Say how many lines in the data below contain the word "Southwest", and give no other text.

(Collection entries)
** Begin **
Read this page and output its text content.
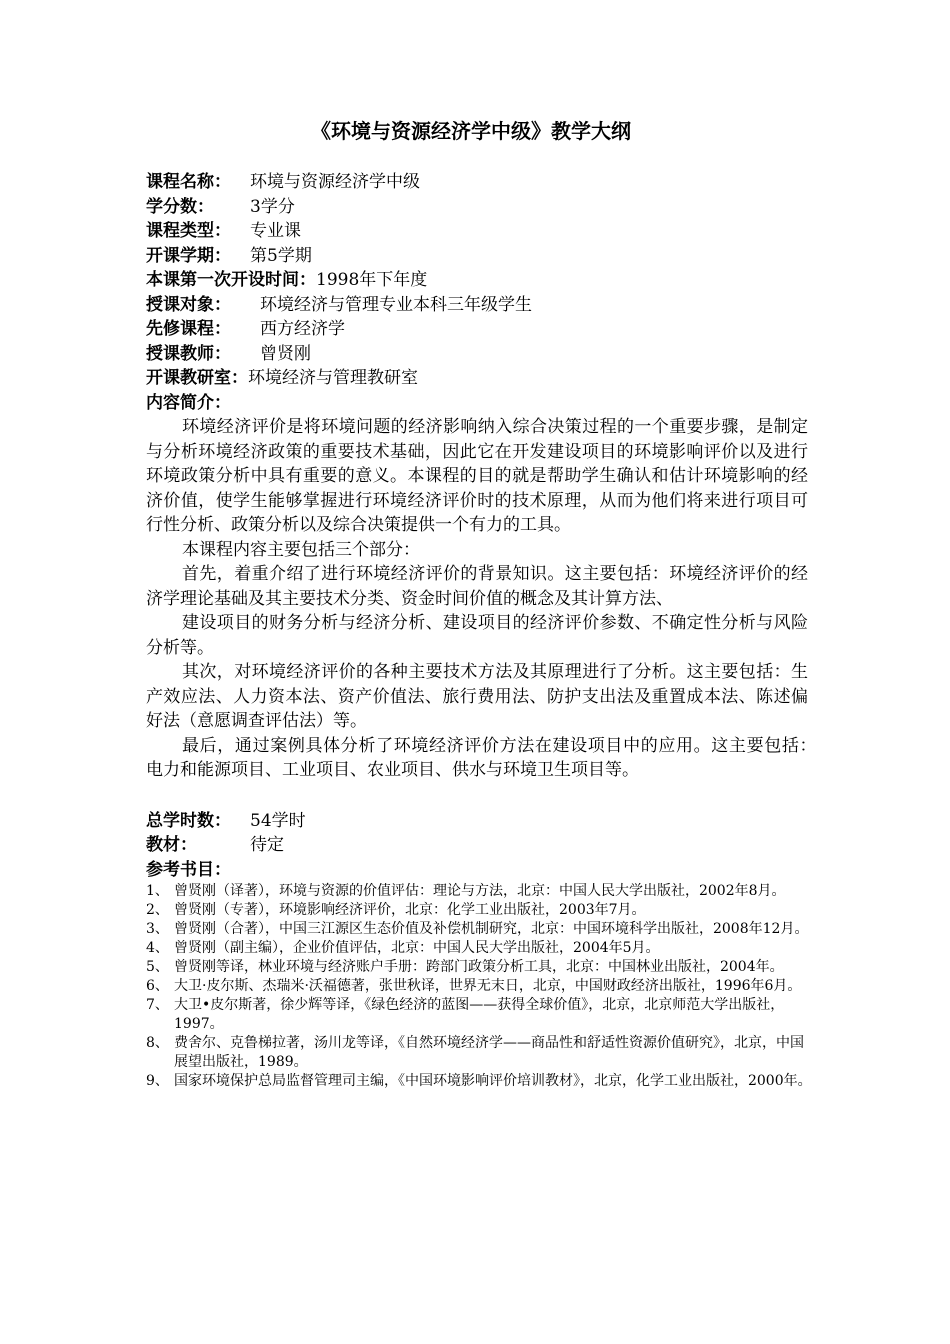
《环境与资源经济学中级》教学大纲
课程名称： 环境与资源经济学中级
学分数： 3学分
课程类型： 专业课
开课学期： 第5学期
本课第一次开设时间：1998年下年度
授课对象： 环境经济与管理专业本科三年级学生
先修课程： 西方经济学
授课教师： 曾贤刚
开课教研室：环境经济与管理教研室
内容简介：

环境经济评价是将环境问题的经济影响纳入综合决策过程的一个重要步骤，是制定与分析环境经济政策的重要技术基础，因此它在开发建设项目的环境影响评价以及进行环境政策分析中具有重要的意义。本课程的目的就是帮助学生确认和估计环境影响的经济价值，使学生能够掌握进行环境经济评价时的技术原理，从而为他们将来进行项目可行性分析、政策分析以及综合决策提供一个有力的工具。

本课程内容主要包括三个部分：

首先，着重介绍了进行环境经济评价的背景知识。这主要包括：环境经济评价的经济学理论基础及其主要技术分类、资金时间价值的概念及其计算方法、

建设项目的财务分析与经济分析、建设项目的经济评价参数、不确定性分析与风险分析等。

其次，对环境经济评价的各种主要技术方法及其原理进行了分析。这主要包括：生产效应法、人力资本法、资产价值法、旅行费用法、防护支出法及重置成本法、陈述偏好法（意愿调查评估法）等。

最后，通过案例具体分析了环境经济评价方法在建设项目中的应用。这主要包括：　电力和能源项目、工业项目、农业项目、供水与环境卫生项目等。

总学时数： 54学时
教材：	待定
参考书目：
1、 曾贤刚（译著），环境与资源的价值评估：理论与方法，北京：中国人民大学出版社，2002年8月。
2、 曾贤刚（专著），环境影响经济评价，北京：化学工业出版社，2003年7月。
3、 曾贤刚（合著），中国三江源区生态价值及补偿机制研究，北京：中国环境科学出版社，2008年12月。
4、 曾贤刚（副主编），企业价值评估，北京：中国人民大学出版社，2004年5月。
5、 曾贤刚等译，林业环境与经济账户手册：跨部门政策分析工具，北京：中国林业出版社，2004年。
6、 大卫·皮尔斯、杰瑞米·沃福德著，张世秋译，世界无末日，北京，中国财政经济出版社，1996年6月。
7、 大卫•皮尔斯著，徐少辉等译，《绿色经济的蓝图——获得全球价值》，北京，北京师范大学出版社，1997。
8、 费舍尔、克鲁梯拉著，汤川龙等译，《自然环境经济学——商品性和舒适性资源价值研究》，北京，中国展望出版社，1989。
9、 国家环境保护总局监督管理司主编，《中国环境影响评价培训教材》，北京，化学工业出版社，2000年。
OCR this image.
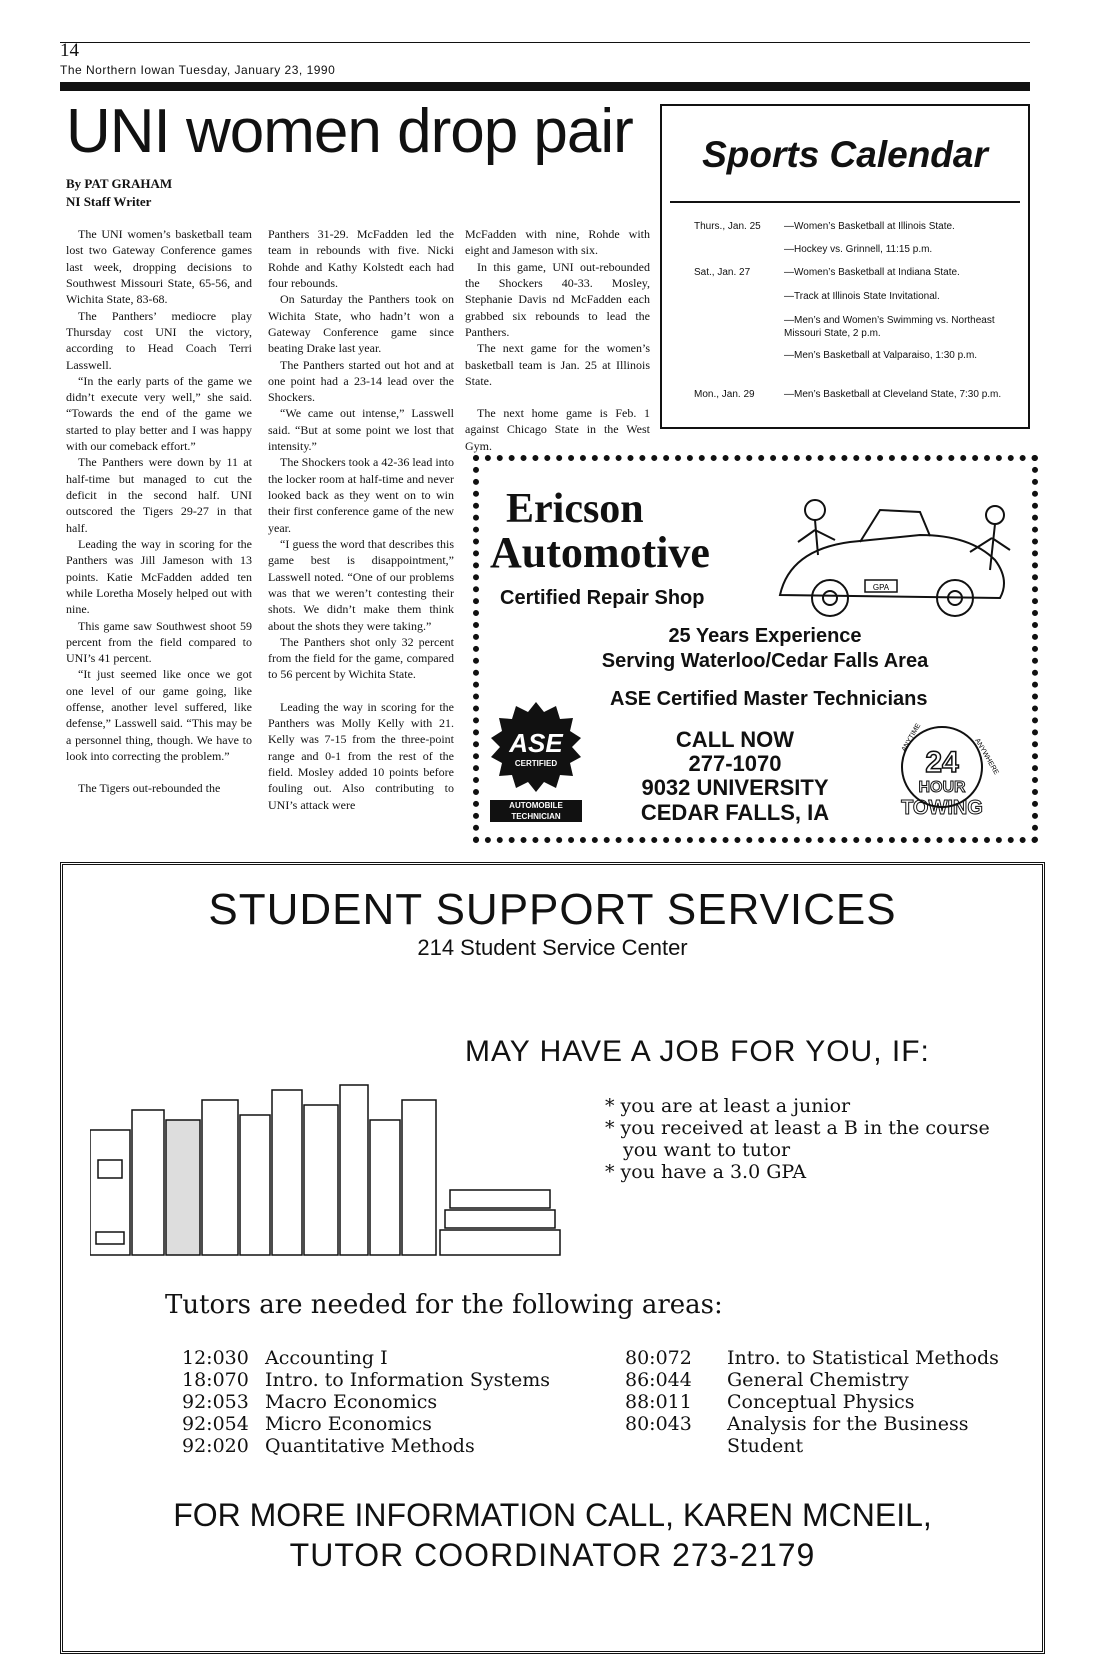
14
The Northern Iowan Tuesday, January 23, 1990
UNI women drop pair
By PAT GRAHAM
NI Staff Writer

The UNI women’s basketball team lost two Gateway Conference games last week, dropping decisions to Southwest Missouri State, 65-56, and Wichita State, 83-68.

The Panthers’ mediocre play Thursday cost UNI the victory, according to Head Coach Terri Lasswell.

“In the early parts of the game we didn’t execute very well,” she said. “Towards the end of the game we started to play better and I was happy with our comeback effort.”

The Panthers were down by 11 at half-time but managed to cut the deficit in the second half. UNI outscored the Tigers 29-27 in that half.

Leading the way in scoring for the Panthers was Jill Jameson with 13 points. Katie McFadden added ten while Loretha Mosely helped out with nine.

This game saw Southwest shoot 59 percent from the field compared to UNI’s 41 percent.

“It just seemed like once we got one level of our game going, like offense, another level suffered, like defense,” Lasswell said. “This may be a personnel thing, though. We have to look into correcting the problem.”

The Tigers out-rebounded the

Panthers 31-29. McFadden led the team in rebounds with five. Nicki Rohde and Kathy Kolstedt each had four rebounds.

On Saturday the Panthers took on Wichita State, who hadn’t won a Gateway Conference game since beating Drake last year.

The Panthers started out hot and at one point had a 23-14 lead over the Shockers.

“We came out intense,” Lasswell said. “But at some point we lost that intensity.”

The Shockers took a 42-36 lead into the locker room at half-time and never looked back as they went on to win their first conference game of the new year.

“I guess the word that describes this game best is disappointment,” Lasswell noted. “One of our problems was that we weren’t contesting their shots. We didn’t make them think about the shots they were taking.”

The Panthers shot only 32 percent from the field for the game, compared to 56 percent by Wichita State.

Leading the way in scoring for the Panthers was Molly Kelly with 21. Kelly was 7-15 from the three-point range and 0-1 from the rest of the field. Mosley added 10 points before fouling out. Also contributing to UNI’s attack were

McFadden with nine, Rohde with eight and Jameson with six.

In this game, UNI out-rebounded the Shockers 40-33. Mosley, Stephanie Davis nd McFadden each grabbed six rebounds to lead the Panthers.

The next game for the women’s basketball team is Jan. 25 at Illinois State.

The next home game is Feb. 1 against Chicago State in the West Gym.

Sports Calendar
Thurs., Jan. 25	—Women’s Basketball at Illinois State.
—Hockey vs. Grinnell, 11:15 p.m.
Sat., Jan. 27	—Women’s Basketball at Indiana State.
—Track at Illinois State Invitational.
—Men’s and Women’s Swimming vs. Northeast Missouri State, 2 p.m.
—Men’s Basketball at Valparaiso, 1:30 p.m.
Mon., Jan. 29	—Men’s Basketball at Cleveland State, 7:30 p.m.
Ericson
Automotive
GPA
Certified Repair Shop
25 Years Experience
Serving Waterloo/Cedar Falls Area
ASE Certified Master Technicians
ASE
CERTIFIED
AUTOMOBILE TECHNICIAN
CALL NOW
277-1070
9032 UNIVERSITY
CEDAR FALLS, IA
ANYTIME	ANYWHERE
24
HOUR
TOWING
STUDENT SUPPORT SERVICES
214 Student Service Center
MAY HAVE A JOB FOR YOU, IF:
* you are at least a junior
* you received at least a B in the course
you want to tutor
* you have a 3.0 GPA
Tutors are needed for the following areas:
12:030 Accounting I
18:070 Intro. to Information Systems
92:053 Macro Economics
92:054 Micro Economics
92:020 Quantitative Methods
80:072 Intro. to Statistical Methods
86:044 General Chemistry
88:011 Conceptual Physics
80:043 Analysis for the Business
Student
FOR MORE INFORMATION CALL, KAREN MCNEIL,
TUTOR COORDINATOR 273-2179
** End **
Result of the task:
2